» **WHAT TO PRODUCE**
Return the complete listing that follows, with each line reproduced exactly.

BEGIN EXTRACTED INFORMATION

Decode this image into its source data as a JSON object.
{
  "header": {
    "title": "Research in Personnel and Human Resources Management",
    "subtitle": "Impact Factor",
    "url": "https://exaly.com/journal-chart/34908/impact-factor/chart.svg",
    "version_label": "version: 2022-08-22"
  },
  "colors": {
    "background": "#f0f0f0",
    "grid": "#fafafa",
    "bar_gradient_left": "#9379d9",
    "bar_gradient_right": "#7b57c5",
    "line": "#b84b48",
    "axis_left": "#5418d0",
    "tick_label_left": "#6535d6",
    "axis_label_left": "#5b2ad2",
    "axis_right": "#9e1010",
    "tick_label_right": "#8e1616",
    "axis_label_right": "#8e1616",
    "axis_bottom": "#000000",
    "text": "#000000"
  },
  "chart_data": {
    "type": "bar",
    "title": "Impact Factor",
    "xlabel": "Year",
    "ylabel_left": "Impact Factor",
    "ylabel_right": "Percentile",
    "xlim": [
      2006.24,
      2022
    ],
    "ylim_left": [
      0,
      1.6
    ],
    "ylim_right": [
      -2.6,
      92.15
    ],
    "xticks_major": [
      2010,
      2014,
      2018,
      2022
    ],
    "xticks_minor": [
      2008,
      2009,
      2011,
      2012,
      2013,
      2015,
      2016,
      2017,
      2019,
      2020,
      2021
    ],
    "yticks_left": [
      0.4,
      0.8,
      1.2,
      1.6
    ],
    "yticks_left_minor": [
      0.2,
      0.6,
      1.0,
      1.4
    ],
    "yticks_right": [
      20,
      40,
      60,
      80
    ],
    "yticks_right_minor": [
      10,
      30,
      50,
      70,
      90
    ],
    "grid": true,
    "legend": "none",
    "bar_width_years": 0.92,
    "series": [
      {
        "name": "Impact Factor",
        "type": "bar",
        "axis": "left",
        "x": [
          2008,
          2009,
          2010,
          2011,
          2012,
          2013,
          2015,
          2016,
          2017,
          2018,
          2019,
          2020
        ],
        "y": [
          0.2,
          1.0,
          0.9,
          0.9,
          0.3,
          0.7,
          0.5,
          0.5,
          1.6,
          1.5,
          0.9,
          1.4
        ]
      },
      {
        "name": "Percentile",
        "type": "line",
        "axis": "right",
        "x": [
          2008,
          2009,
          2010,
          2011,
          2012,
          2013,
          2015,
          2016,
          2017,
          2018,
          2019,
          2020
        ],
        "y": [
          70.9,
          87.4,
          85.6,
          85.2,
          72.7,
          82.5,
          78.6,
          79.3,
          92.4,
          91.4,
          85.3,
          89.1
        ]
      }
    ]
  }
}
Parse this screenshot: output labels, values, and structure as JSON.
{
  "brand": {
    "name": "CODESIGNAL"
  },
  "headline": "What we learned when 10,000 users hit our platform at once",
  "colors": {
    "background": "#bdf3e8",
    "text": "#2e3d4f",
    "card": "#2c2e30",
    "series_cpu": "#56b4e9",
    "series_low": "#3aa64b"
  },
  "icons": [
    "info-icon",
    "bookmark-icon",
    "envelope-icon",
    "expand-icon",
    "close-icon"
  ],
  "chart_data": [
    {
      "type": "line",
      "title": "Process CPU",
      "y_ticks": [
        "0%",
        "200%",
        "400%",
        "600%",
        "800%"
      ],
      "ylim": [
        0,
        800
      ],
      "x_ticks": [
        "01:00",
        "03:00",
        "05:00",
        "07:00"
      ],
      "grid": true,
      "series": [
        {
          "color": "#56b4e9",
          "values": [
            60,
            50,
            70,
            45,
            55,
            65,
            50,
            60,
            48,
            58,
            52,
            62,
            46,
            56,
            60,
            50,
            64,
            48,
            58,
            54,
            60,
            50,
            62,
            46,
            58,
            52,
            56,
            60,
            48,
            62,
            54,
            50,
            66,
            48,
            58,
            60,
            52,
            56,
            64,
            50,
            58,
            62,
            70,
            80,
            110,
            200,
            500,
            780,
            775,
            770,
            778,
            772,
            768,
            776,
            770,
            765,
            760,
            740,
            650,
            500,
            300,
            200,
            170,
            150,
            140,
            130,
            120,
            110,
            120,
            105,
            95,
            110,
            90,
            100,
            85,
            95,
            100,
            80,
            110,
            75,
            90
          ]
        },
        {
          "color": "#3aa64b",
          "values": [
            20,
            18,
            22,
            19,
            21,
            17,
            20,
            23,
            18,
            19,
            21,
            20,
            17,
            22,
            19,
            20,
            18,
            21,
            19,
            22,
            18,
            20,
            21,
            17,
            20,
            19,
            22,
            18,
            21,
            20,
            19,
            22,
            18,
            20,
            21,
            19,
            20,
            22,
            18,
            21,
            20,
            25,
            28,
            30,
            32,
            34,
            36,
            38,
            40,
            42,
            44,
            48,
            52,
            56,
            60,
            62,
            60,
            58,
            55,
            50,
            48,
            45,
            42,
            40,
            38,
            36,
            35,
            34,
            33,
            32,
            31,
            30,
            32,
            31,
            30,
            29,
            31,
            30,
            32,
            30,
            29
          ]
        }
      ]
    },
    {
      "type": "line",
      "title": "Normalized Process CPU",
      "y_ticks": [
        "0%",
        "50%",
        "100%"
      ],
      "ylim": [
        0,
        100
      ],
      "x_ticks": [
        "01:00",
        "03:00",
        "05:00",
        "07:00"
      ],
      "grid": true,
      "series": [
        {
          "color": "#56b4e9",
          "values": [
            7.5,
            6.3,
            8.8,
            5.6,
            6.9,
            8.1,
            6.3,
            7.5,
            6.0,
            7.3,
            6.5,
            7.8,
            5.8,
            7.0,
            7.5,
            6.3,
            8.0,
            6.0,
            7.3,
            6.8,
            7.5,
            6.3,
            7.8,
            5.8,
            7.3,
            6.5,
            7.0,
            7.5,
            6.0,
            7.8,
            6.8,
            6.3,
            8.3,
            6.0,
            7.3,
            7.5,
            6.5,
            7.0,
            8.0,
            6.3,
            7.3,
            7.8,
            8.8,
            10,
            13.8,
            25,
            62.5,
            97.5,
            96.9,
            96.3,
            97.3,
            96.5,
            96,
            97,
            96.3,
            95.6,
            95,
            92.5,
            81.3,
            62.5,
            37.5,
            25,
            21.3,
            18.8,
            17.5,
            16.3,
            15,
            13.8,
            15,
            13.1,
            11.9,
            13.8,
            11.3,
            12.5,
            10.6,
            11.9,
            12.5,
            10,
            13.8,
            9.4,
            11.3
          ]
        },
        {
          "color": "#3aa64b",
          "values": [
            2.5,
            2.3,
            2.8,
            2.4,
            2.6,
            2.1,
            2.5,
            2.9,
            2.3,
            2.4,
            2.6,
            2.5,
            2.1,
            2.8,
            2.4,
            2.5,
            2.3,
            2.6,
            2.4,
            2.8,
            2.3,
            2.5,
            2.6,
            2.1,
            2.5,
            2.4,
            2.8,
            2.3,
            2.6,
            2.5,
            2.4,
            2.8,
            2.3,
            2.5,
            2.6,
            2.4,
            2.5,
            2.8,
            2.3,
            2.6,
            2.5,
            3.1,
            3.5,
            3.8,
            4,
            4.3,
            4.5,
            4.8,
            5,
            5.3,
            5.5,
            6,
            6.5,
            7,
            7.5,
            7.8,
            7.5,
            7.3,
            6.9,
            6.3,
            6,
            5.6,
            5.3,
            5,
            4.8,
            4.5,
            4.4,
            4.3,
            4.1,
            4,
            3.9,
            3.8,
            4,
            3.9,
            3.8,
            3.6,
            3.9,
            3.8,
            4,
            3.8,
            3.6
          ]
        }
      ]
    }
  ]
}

END EXTRACTED INFORMATION

» **RESULT BELOW**
Decode this image into its source data as a JSON object.
{
  "header": {
    "title": "Research in Personnel and Human Resources Management",
    "subtitle": "Impact Factor",
    "url": "https://exaly.com/journal-chart/34908/impact-factor/chart.svg",
    "version_label": "version: 2022-08-22"
  },
  "colors": {
    "background": "#f0f0f0",
    "grid": "#fafafa",
    "bar_gradient_left": "#9379d9",
    "bar_gradient_right": "#7b57c5",
    "line": "#b84b48",
    "axis_left": "#5418d0",
    "tick_label_left": "#6535d6",
    "axis_label_left": "#5b2ad2",
    "axis_right": "#9e1010",
    "tick_label_right": "#8e1616",
    "axis_label_right": "#8e1616",
    "axis_bottom": "#000000",
    "text": "#000000"
  },
  "chart_data": {
    "type": "bar",
    "title": "Impact Factor",
    "xlabel": "Year",
    "ylabel_left": "Impact Factor",
    "ylabel_right": "Percentile",
    "xlim": [
      2006.24,
      2022
    ],
    "ylim_left": [
      0,
      1.6
    ],
    "ylim_right": [
      -2.6,
      92.15
    ],
    "xticks_major": [
      2010,
      2014,
      2018,
      2022
    ],
    "xticks_minor": [
      2008,
      2009,
      2011,
      2012,
      2013,
      2015,
      2016,
      2017,
      2019,
      2020,
      2021
    ],
    "yticks_left": [
      0.4,
      0.8,
      1.2,
      1.6
    ],
    "yticks_left_minor": [
      0.2,
      0.6,
      1.0,
      1.4
    ],
    "yticks_right": [
      20,
      40,
      60,
      80
    ],
    "yticks_right_minor": [
      10,
      30,
      50,
      70,
      90
    ],
    "grid": true,
    "legend": "none",
    "bar_width_years": 0.92,
    "series": [
      {
        "name": "Impact Factor",
        "type": "bar",
        "axis": "left",
        "x": [
          2008,
          2009,
          2010,
          2011,
          2012,
          2013,
          2015,
          2016,
          2017,
          2018,
          2019,
          2020
        ],
        "y": [
          0.2,
          1.0,
          0.9,
          0.9,
          0.3,
          0.7,
          0.5,
          0.5,
          1.6,
          1.5,
          0.9,
          1.4
        ]
      },
      {
        "name": "Percentile",
        "type": "line",
        "axis": "right",
        "x": [
          2008,
          2009,
          2010,
          2011,
          2012,
          2013,
          2015,
          2016,
          2017,
          2018,
          2019,
          2020
        ],
        "y": [
          70.9,
          87.4,
          85.6,
          85.2,
          72.7,
          82.5,
          78.6,
          79.3,
          92.4,
          91.4,
          85.3,
          89.1
        ]
      }
    ]
  }
}
Parse this screenshot: output labels, values, and structure as JSON.
{
  "brand": {
    "name": "CODESIGNAL"
  },
  "headline": "What we learned when 10,000 users hit our platform at once",
  "colors": {
    "background": "#bdf3e8",
    "text": "#2e3d4f",
    "card": "#2c2e30",
    "series_cpu": "#56b4e9",
    "series_low": "#3aa64b"
  },
  "icons": [
    "info-icon",
    "bookmark-icon",
    "envelope-icon",
    "expand-icon",
    "close-icon"
  ],
  "chart_data": [
    {
      "type": "line",
      "title": "Process CPU",
      "y_ticks": [
        "0%",
        "200%",
        "400%",
        "600%",
        "800%"
      ],
      "ylim": [
        0,
        800
      ],
      "x_ticks": [
        "01:00",
        "03:00",
        "05:00",
        "07:00"
      ],
      "grid": true,
      "series": [
        {
          "color": "#56b4e9",
          "values": [
            60,
            50,
            70,
            45,
            55,
            65,
            50,
            60,
            48,
            58,
            52,
            62,
            46,
            56,
            60,
            50,
            64,
            48,
            58,
            54,
            60,
            50,
            62,
            46,
            58,
            52,
            56,
            60,
            48,
            62,
            54,
            50,
            66,
            48,
            58,
            60,
            52,
            56,
            64,
            50,
            58,
            62,
            70,
            80,
            110,
            200,
            500,
            780,
            775,
            770,
            778,
            772,
            768,
            776,
            770,
            765,
            760,
            740,
            650,
            500,
            300,
            200,
            170,
            150,
            140,
            130,
            120,
            110,
            120,
            105,
            95,
            110,
            90,
            100,
            85,
            95,
            100,
            80,
            110,
            75,
            90
          ]
        },
        {
          "color": "#3aa64b",
          "values": [
            20,
            18,
            22,
            19,
            21,
            17,
            20,
            23,
            18,
            19,
            21,
            20,
            17,
            22,
            19,
            20,
            18,
            21,
            19,
            22,
            18,
            20,
            21,
            17,
            20,
            19,
            22,
            18,
            21,
            20,
            19,
            22,
            18,
            20,
            21,
            19,
            20,
            22,
            18,
            21,
            20,
            25,
            28,
            30,
            32,
            34,
            36,
            38,
            40,
            42,
            44,
            48,
            52,
            56,
            60,
            62,
            60,
            58,
            55,
            50,
            48,
            45,
            42,
            40,
            38,
            36,
            35,
            34,
            33,
            32,
            31,
            30,
            32,
            31,
            30,
            29,
            31,
            30,
            32,
            30,
            29
          ]
        }
      ]
    },
    {
      "type": "line",
      "title": "Normalized Process CPU",
      "y_ticks": [
        "0%",
        "50%",
        "100%"
      ],
      "ylim": [
        0,
        100
      ],
      "x_ticks": [
        "01:00",
        "03:00",
        "05:00",
        "07:00"
      ],
      "grid": true,
      "series": [
        {
          "color": "#56b4e9",
          "values": [
            7.5,
            6.3,
            8.8,
            5.6,
            6.9,
            8.1,
            6.3,
            7.5,
            6.0,
            7.3,
            6.5,
            7.8,
            5.8,
            7.0,
            7.5,
            6.3,
            8.0,
            6.0,
            7.3,
            6.8,
            7.5,
            6.3,
            7.8,
            5.8,
            7.3,
            6.5,
            7.0,
            7.5,
            6.0,
            7.8,
            6.8,
            6.3,
            8.3,
            6.0,
            7.3,
            7.5,
            6.5,
            7.0,
            8.0,
            6.3,
            7.3,
            7.8,
            8.8,
            10,
            13.8,
            25,
            62.5,
            97.5,
            96.9,
            96.3,
            97.3,
            96.5,
            96,
            97,
            96.3,
            95.6,
            95,
            92.5,
            81.3,
            62.5,
            37.5,
            25,
            21.3,
            18.8,
            17.5,
            16.3,
            15,
            13.8,
            15,
            13.1,
            11.9,
            13.8,
            11.3,
            12.5,
            10.6,
            11.9,
            12.5,
            10,
            13.8,
            9.4,
            11.3
          ]
        },
        {
          "color": "#3aa64b",
          "values": [
            2.5,
            2.3,
            2.8,
            2.4,
            2.6,
            2.1,
            2.5,
            2.9,
            2.3,
            2.4,
            2.6,
            2.5,
            2.1,
            2.8,
            2.4,
            2.5,
            2.3,
            2.6,
            2.4,
            2.8,
            2.3,
            2.5,
            2.6,
            2.1,
            2.5,
            2.4,
            2.8,
            2.3,
            2.6,
            2.5,
            2.4,
            2.8,
            2.3,
            2.5,
            2.6,
            2.4,
            2.5,
            2.8,
            2.3,
            2.6,
            2.5,
            3.1,
            3.5,
            3.8,
            4,
            4.3,
            4.5,
            4.8,
            5,
            5.3,
            5.5,
            6,
            6.5,
            7,
            7.5,
            7.8,
            7.5,
            7.3,
            6.9,
            6.3,
            6,
            5.6,
            5.3,
            5,
            4.8,
            4.5,
            4.4,
            4.3,
            4.1,
            4,
            3.9,
            3.8,
            4,
            3.9,
            3.8,
            3.6,
            3.9,
            3.8,
            4,
            3.8,
            3.6
          ]
        }
      ]
    }
  ]
}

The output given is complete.